• [Dataset entries]
·····
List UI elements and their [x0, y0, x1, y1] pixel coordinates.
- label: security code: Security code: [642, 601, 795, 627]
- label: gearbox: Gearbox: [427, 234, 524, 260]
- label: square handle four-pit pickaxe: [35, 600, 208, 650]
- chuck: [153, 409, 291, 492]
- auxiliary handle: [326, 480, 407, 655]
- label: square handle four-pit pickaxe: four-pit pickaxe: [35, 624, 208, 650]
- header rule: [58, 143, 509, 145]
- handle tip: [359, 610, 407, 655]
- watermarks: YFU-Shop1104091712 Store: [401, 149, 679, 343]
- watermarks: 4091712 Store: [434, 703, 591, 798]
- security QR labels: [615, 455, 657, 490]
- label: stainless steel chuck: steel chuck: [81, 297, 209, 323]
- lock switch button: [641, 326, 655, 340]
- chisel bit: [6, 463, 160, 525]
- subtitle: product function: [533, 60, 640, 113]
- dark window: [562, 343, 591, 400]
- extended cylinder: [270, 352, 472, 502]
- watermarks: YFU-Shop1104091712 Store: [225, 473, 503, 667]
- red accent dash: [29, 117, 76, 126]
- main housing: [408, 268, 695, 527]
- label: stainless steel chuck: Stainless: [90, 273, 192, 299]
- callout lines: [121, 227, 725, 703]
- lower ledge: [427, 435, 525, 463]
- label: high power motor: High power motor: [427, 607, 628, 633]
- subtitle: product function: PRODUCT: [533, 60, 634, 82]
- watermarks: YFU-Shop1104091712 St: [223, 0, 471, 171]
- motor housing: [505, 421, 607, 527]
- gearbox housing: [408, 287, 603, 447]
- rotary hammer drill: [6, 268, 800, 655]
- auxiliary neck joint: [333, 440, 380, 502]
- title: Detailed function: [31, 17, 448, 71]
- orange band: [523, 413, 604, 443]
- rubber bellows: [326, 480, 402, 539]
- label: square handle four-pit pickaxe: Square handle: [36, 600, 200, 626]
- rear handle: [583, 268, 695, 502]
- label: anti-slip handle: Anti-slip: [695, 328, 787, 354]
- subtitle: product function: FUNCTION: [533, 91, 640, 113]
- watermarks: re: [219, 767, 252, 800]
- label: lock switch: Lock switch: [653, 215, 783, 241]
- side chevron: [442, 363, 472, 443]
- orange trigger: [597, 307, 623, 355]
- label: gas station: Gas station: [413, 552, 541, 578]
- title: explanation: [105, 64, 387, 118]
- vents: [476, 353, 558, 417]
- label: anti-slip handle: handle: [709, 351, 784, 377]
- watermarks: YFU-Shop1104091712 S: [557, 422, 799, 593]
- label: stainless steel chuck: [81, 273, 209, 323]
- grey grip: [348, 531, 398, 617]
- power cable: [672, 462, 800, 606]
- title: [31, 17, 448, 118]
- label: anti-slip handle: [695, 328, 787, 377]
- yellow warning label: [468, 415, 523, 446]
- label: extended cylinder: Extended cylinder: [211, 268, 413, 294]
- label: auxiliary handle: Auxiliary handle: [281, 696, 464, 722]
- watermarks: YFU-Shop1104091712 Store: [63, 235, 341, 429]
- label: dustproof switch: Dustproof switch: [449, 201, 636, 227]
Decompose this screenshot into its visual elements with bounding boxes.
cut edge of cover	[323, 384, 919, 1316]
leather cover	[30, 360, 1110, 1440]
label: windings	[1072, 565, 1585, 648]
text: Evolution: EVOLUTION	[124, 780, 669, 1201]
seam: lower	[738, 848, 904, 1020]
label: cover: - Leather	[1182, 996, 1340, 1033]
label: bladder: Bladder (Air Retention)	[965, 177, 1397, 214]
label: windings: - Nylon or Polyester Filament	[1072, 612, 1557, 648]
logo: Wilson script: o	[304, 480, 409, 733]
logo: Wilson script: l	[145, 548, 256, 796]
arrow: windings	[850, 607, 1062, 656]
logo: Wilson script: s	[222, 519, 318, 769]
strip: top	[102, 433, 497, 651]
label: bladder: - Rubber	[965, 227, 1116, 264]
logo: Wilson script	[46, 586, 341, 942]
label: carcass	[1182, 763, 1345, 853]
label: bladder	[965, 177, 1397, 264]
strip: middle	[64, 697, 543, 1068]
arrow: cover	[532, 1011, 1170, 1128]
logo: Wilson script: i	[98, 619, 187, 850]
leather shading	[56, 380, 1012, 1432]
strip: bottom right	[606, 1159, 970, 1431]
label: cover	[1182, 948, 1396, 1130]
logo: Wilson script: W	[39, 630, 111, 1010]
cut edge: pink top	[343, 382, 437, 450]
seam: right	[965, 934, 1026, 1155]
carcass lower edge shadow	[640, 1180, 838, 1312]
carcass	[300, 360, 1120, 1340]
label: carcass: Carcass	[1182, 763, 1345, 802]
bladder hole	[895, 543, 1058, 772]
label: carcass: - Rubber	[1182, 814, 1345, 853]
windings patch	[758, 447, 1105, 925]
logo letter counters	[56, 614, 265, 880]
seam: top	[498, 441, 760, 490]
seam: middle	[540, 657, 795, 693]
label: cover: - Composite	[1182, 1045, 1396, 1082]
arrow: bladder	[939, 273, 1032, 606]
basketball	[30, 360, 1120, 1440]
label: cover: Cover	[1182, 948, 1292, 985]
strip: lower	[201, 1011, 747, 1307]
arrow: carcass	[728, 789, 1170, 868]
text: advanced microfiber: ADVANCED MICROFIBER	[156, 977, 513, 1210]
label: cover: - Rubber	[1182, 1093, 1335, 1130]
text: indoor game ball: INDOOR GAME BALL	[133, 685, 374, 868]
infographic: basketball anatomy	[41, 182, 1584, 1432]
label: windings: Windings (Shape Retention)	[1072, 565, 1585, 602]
·····
• [Description of the task] Copy out every line of the items above word for word, changing nothing.

• [Solution for this exercise]
List UI elements and their [x0, y0, x1, y1] pixel coordinates.
- label: security code: Security code: [642, 601, 795, 627]
- label: gearbox: Gearbox: [427, 234, 524, 260]
- label: square handle four-pit pickaxe: [35, 600, 208, 650]
- chuck: [153, 409, 291, 492]
- auxiliary handle: [326, 480, 407, 655]
- label: square handle four-pit pickaxe: four-pit pickaxe: [35, 624, 208, 650]
- header rule: [58, 143, 509, 145]
- handle tip: [359, 610, 407, 655]
- watermarks: YFU-Shop1104091712 Store: [401, 149, 679, 343]
- watermarks: 4091712 Store: [434, 703, 591, 798]
- security QR labels: [615, 455, 657, 490]
- label: stainless steel chuck: steel chuck: [81, 297, 209, 323]
- lock switch button: [641, 326, 655, 340]
- chisel bit: [6, 463, 160, 525]
- subtitle: product function: [533, 60, 640, 113]
- dark window: [562, 343, 591, 400]
- extended cylinder: [270, 352, 472, 502]
- watermarks: YFU-Shop1104091712 Store: [225, 473, 503, 667]
- red accent dash: [29, 117, 76, 126]
- main housing: [408, 268, 695, 527]
- label: stainless steel chuck: Stainless: [90, 273, 192, 299]
- callout lines: [121, 227, 725, 703]
- lower ledge: [427, 435, 525, 463]
- label: high power motor: High power motor: [427, 607, 628, 633]
- subtitle: product function: PRODUCT: [533, 60, 634, 82]
- watermarks: YFU-Shop1104091712 St: [223, 0, 471, 171]
- motor housing: [505, 421, 607, 527]
- gearbox housing: [408, 287, 603, 447]
- rotary hammer drill: [6, 268, 800, 655]
- auxiliary neck joint: [333, 440, 380, 502]
- title: Detailed function: [31, 17, 448, 71]
- orange band: [523, 413, 604, 443]
- rubber bellows: [326, 480, 402, 539]
- label: square handle four-pit pickaxe: Square handle: [36, 600, 200, 626]
- rear handle: [583, 268, 695, 502]
- label: anti-slip handle: Anti-slip: [695, 328, 787, 354]
- subtitle: product function: FUNCTION: [533, 91, 640, 113]
- watermarks: re: [219, 767, 252, 800]
- label: lock switch: Lock switch: [653, 215, 783, 241]
- side chevron: [442, 363, 472, 443]
- orange trigger: [597, 307, 623, 355]
- label: gas station: Gas station: [413, 552, 541, 578]
- title: explanation: [105, 64, 387, 118]
- vents: [476, 353, 558, 417]
- label: anti-slip handle: handle: [709, 351, 784, 377]
- watermarks: YFU-Shop1104091712 S: [557, 422, 799, 593]
- label: stainless steel chuck: [81, 273, 209, 323]
- grey grip: [348, 531, 398, 617]
- power cable: [672, 462, 800, 606]
- title: [31, 17, 448, 118]
- label: anti-slip handle: [695, 328, 787, 377]
- yellow warning label: [468, 415, 523, 446]
- label: extended cylinder: Extended cylinder: [211, 268, 413, 294]
- label: auxiliary handle: Auxiliary handle: [281, 696, 464, 722]
- watermarks: YFU-Shop1104091712 Store: [63, 235, 341, 429]
- label: dustproof switch: Dustproof switch: [449, 201, 636, 227]
Decompose this screenshot into its visual elements with bounding boxes.
cut edge of cover	[323, 384, 919, 1316]
leather cover	[30, 360, 1110, 1440]
label: windings	[1072, 565, 1585, 648]
text: Evolution: EVOLUTION	[124, 780, 669, 1201]
seam: lower	[738, 848, 904, 1020]
label: cover: - Leather	[1182, 996, 1340, 1033]
label: bladder: Bladder (Air Retention)	[965, 177, 1397, 214]
label: windings: - Nylon or Polyester Filament	[1072, 612, 1557, 648]
logo: Wilson script: o	[304, 480, 409, 733]
logo: Wilson script: l	[145, 548, 256, 796]
arrow: windings	[850, 607, 1062, 656]
logo: Wilson script: s	[222, 519, 318, 769]
strip: top	[102, 433, 497, 651]
label: bladder: - Rubber	[965, 227, 1116, 264]
logo: Wilson script	[46, 586, 341, 942]
label: carcass	[1182, 763, 1345, 853]
label: bladder	[965, 177, 1397, 264]
strip: middle	[64, 697, 543, 1068]
arrow: cover	[532, 1011, 1170, 1128]
logo: Wilson script: i	[98, 619, 187, 850]
leather shading	[56, 380, 1012, 1432]
strip: bottom right	[606, 1159, 970, 1431]
label: cover	[1182, 948, 1396, 1130]
logo: Wilson script: W	[39, 630, 111, 1010]
cut edge: pink top	[343, 382, 437, 450]
seam: right	[965, 934, 1026, 1155]
carcass lower edge shadow	[640, 1180, 838, 1312]
carcass	[300, 360, 1120, 1340]
label: carcass: Carcass	[1182, 763, 1345, 802]
bladder hole	[895, 543, 1058, 772]
label: carcass: - Rubber	[1182, 814, 1345, 853]
windings patch	[758, 447, 1105, 925]
logo letter counters	[56, 614, 265, 880]
seam: top	[498, 441, 760, 490]
seam: middle	[540, 657, 795, 693]
label: cover: - Composite	[1182, 1045, 1396, 1082]
arrow: bladder	[939, 273, 1032, 606]
basketball	[30, 360, 1120, 1440]
label: cover: Cover	[1182, 948, 1292, 985]
strip: lower	[201, 1011, 747, 1307]
arrow: carcass	[728, 789, 1170, 868]
text: advanced microfiber: ADVANCED MICROFIBER	[156, 977, 513, 1210]
label: cover: - Rubber	[1182, 1093, 1335, 1130]
text: indoor game ball: INDOOR GAME BALL	[133, 685, 374, 868]
infographic: basketball anatomy	[41, 182, 1584, 1432]
label: windings: Windings (Shape Retention)	[1072, 565, 1585, 602]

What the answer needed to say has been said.